* Start Source data *

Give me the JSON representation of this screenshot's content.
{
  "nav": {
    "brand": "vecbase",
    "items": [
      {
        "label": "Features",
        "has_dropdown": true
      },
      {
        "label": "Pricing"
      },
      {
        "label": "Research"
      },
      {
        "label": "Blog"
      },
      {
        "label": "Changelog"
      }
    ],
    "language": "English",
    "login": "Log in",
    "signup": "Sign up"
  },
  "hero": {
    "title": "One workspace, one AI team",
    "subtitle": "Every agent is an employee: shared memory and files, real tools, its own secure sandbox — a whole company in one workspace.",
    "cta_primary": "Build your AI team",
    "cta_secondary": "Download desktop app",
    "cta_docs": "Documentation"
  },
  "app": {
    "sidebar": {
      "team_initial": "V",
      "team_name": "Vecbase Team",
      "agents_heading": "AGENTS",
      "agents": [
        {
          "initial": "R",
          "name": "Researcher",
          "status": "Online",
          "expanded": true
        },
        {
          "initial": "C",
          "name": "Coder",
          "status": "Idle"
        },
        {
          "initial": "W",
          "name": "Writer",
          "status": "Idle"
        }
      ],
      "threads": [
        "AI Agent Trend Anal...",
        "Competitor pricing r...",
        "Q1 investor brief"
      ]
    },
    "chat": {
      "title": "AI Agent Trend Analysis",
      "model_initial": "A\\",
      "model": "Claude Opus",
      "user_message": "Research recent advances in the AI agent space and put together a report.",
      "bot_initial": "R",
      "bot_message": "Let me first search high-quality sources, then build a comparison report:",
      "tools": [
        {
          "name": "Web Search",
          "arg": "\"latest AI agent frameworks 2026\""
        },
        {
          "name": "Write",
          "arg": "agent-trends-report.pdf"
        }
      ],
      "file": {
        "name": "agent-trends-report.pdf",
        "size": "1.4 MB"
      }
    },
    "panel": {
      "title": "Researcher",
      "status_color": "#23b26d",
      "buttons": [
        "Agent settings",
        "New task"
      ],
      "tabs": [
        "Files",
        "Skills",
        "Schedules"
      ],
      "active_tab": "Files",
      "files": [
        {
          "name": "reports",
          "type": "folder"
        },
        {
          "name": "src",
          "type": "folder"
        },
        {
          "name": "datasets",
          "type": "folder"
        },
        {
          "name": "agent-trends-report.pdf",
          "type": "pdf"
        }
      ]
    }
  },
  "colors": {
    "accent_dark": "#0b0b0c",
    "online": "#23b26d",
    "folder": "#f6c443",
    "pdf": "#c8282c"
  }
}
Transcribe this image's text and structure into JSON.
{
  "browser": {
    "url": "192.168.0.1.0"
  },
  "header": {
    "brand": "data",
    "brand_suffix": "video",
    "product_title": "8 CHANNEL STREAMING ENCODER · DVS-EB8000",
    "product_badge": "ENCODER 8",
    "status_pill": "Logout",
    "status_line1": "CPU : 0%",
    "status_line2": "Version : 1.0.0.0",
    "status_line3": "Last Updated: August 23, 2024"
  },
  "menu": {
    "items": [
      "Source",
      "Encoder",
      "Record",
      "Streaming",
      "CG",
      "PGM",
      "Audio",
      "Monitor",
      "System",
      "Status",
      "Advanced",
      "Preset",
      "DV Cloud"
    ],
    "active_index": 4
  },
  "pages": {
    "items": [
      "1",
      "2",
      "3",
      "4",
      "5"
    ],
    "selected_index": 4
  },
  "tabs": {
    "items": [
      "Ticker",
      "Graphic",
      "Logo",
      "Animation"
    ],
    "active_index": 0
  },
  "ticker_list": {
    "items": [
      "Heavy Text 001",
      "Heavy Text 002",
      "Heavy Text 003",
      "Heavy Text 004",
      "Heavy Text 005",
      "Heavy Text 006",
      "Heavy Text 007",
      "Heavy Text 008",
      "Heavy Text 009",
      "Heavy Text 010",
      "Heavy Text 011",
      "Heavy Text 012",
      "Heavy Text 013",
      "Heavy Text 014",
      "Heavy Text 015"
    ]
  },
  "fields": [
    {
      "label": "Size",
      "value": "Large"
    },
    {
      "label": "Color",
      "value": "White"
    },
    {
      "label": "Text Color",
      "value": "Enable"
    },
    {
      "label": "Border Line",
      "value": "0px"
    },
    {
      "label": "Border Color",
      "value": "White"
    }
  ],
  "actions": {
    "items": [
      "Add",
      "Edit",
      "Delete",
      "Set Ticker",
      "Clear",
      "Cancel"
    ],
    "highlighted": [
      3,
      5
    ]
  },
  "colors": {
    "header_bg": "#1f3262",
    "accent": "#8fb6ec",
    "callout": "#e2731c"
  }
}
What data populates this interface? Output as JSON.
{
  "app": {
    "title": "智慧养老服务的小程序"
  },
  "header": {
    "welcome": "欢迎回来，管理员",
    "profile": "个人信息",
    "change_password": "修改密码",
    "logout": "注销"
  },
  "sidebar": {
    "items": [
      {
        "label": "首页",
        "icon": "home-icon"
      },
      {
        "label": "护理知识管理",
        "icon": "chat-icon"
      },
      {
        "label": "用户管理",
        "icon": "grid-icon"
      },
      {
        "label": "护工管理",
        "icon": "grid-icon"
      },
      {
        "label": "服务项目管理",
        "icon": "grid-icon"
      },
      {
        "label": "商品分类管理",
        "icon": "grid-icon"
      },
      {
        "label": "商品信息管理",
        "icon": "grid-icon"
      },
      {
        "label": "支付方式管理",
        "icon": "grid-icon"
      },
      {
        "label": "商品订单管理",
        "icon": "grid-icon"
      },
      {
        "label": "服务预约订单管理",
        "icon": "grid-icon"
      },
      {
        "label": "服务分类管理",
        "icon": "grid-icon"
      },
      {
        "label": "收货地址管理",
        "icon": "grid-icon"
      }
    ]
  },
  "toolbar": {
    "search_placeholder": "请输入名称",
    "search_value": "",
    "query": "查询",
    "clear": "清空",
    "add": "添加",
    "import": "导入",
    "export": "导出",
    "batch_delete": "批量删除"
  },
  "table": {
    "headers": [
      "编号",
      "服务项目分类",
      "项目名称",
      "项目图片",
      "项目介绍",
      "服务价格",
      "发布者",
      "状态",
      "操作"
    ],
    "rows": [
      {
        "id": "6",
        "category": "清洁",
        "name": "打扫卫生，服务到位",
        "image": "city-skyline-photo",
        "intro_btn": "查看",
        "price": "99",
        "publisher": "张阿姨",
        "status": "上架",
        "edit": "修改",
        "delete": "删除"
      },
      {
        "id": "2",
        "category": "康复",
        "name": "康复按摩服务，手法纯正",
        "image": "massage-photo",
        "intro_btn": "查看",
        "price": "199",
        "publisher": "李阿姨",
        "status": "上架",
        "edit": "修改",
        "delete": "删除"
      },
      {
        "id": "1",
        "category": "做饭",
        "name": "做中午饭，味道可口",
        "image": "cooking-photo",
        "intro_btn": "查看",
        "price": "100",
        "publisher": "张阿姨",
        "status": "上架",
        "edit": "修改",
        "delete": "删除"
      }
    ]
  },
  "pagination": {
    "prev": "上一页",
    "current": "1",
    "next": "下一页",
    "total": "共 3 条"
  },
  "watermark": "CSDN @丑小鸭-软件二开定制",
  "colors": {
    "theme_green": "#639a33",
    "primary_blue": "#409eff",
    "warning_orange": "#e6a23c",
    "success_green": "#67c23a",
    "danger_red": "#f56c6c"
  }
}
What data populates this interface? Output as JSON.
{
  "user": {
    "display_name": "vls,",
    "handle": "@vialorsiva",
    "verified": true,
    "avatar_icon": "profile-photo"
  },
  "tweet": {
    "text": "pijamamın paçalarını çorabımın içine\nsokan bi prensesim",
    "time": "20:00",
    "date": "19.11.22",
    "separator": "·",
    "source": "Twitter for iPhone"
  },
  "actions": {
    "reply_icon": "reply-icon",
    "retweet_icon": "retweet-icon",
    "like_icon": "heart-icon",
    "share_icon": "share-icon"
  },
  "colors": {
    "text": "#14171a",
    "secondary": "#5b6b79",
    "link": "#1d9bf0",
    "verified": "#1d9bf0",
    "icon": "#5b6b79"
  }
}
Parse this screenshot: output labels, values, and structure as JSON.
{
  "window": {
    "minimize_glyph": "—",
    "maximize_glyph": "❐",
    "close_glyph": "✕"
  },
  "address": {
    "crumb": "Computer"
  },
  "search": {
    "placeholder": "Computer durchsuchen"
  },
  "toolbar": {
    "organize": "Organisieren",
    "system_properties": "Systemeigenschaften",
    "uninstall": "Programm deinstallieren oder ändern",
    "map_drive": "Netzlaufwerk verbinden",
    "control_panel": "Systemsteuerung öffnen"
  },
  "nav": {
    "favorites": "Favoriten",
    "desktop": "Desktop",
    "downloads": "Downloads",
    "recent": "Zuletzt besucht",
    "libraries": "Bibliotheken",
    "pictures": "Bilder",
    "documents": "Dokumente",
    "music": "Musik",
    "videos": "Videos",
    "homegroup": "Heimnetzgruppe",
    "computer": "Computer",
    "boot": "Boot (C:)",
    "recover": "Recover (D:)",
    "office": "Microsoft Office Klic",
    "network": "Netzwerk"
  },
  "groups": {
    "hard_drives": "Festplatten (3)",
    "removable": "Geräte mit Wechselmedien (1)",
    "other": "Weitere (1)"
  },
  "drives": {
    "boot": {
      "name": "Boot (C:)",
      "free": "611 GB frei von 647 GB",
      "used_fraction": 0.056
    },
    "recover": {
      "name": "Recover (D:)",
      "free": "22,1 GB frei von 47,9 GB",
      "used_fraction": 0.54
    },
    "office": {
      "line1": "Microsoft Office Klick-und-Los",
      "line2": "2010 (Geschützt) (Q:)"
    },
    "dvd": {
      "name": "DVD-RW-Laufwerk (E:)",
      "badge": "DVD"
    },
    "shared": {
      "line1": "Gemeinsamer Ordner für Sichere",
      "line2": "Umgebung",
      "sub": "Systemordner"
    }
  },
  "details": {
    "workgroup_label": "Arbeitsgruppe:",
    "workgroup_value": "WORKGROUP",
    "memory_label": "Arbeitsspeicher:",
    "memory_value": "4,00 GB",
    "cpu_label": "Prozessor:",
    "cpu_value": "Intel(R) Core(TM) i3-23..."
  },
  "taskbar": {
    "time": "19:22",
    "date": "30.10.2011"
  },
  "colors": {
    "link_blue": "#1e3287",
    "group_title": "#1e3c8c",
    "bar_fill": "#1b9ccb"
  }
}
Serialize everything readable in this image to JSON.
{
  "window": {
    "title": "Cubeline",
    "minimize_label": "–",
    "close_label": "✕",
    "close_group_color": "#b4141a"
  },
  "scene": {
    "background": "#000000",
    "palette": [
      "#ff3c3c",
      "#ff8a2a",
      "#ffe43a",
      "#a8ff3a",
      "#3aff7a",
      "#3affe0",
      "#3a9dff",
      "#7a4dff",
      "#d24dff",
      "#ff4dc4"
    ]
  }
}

* End Source data *

* [Objective]: Using the entries above, find all lines with "screenshot". Copy them.

* [Full answer]:
Give me the JSON representation of this screenshot's content.
Parse this screenshot: output labels, values, and structure as JSON.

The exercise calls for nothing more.